Set task: Pull out each line of the records holding the string "image".

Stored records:
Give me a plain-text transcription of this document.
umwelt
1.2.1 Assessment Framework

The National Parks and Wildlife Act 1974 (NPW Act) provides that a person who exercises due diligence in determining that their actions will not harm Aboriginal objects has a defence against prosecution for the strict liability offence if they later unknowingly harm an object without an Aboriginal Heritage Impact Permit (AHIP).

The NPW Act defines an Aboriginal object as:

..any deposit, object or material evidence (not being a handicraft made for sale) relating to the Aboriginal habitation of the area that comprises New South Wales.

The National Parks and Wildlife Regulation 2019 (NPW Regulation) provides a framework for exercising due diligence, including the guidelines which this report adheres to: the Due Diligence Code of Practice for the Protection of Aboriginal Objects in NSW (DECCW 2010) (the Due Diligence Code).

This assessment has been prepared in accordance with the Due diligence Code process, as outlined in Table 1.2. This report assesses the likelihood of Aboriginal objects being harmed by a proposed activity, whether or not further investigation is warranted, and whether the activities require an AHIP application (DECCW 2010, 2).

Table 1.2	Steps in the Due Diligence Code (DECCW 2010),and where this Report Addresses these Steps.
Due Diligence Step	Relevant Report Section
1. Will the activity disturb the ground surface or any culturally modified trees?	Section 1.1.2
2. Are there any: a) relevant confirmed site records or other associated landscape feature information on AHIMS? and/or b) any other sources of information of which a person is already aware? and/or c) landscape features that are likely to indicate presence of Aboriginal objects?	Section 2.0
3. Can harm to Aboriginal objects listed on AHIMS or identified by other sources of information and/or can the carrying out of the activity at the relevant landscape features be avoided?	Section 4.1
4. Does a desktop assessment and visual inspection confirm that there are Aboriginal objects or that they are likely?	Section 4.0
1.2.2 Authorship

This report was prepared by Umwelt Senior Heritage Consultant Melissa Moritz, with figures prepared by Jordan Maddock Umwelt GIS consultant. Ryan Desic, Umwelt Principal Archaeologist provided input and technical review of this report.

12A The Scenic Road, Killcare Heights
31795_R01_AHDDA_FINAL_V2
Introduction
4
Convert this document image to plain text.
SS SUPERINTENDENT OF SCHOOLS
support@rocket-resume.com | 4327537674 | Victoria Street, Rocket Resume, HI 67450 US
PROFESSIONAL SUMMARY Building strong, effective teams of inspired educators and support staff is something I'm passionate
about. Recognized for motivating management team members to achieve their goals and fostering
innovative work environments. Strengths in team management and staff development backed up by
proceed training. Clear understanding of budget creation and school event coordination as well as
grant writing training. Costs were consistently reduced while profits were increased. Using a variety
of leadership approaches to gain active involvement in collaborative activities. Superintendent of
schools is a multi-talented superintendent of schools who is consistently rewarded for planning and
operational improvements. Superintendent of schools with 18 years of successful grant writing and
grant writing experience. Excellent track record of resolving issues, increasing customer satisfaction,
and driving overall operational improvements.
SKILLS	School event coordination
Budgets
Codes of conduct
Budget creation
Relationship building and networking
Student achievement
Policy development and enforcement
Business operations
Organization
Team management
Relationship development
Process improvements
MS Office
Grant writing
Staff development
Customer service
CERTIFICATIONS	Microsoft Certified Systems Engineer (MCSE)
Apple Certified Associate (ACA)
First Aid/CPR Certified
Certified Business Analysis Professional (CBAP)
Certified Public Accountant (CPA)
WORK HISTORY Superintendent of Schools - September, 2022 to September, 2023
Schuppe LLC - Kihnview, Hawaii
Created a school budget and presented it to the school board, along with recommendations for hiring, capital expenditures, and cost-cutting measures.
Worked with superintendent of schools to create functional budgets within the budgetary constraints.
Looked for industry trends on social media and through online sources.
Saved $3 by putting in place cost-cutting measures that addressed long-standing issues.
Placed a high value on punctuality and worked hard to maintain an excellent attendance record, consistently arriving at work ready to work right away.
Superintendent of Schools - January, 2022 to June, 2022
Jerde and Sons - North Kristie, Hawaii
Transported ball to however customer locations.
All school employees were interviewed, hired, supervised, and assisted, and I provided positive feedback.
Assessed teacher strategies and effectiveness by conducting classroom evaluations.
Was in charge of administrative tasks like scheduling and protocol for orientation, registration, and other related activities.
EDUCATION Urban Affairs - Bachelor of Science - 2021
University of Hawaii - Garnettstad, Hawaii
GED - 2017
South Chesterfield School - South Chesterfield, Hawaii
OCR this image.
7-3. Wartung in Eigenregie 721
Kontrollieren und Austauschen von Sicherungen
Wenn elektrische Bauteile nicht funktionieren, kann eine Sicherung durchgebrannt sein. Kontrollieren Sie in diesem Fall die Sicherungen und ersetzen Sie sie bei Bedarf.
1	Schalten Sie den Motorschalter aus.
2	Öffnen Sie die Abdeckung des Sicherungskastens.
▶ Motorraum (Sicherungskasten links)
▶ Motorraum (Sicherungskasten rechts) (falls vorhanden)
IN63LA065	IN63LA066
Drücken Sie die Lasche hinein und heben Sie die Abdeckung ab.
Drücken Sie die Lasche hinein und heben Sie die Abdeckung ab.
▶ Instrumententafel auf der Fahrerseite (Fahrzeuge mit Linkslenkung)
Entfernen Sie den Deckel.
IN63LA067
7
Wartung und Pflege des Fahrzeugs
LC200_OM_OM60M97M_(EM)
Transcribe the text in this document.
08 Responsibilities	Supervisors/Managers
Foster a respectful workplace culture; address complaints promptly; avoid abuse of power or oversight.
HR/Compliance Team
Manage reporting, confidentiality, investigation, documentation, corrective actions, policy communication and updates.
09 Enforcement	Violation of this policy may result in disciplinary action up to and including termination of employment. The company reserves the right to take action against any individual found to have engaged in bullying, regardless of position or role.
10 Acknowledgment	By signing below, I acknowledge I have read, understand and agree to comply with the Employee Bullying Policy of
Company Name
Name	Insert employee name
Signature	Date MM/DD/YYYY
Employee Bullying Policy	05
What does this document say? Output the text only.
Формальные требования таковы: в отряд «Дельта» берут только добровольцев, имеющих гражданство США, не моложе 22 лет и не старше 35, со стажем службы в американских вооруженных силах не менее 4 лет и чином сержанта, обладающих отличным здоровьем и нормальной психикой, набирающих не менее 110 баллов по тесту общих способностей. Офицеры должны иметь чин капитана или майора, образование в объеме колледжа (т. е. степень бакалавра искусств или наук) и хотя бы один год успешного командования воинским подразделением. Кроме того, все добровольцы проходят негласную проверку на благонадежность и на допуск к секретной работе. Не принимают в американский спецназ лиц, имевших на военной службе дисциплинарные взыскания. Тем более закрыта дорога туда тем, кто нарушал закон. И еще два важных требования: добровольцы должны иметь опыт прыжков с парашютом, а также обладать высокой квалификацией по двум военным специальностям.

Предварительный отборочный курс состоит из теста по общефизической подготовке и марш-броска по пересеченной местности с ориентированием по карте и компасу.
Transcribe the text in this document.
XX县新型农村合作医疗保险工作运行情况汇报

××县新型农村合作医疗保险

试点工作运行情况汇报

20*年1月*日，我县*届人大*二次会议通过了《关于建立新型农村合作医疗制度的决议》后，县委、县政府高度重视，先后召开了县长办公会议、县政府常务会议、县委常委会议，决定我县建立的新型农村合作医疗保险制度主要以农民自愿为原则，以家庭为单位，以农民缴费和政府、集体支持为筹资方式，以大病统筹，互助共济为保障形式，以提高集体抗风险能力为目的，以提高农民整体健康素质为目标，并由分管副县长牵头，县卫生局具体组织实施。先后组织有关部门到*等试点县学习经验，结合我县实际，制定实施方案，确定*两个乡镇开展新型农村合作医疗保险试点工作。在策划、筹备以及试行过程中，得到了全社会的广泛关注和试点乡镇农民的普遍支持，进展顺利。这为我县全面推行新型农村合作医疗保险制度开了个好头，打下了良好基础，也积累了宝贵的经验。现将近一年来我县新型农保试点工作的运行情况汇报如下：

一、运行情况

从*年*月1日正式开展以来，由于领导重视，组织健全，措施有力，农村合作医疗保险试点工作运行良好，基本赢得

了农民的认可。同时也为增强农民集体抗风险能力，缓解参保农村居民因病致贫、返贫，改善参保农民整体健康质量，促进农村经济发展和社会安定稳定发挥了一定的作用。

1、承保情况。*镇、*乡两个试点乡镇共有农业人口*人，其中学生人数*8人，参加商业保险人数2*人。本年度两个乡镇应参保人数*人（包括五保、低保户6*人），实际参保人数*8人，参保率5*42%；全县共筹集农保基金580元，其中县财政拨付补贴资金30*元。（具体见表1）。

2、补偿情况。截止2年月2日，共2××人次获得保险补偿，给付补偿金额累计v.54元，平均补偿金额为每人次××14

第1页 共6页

Finished answer:
Convert this document image to plain text.
OCR this image.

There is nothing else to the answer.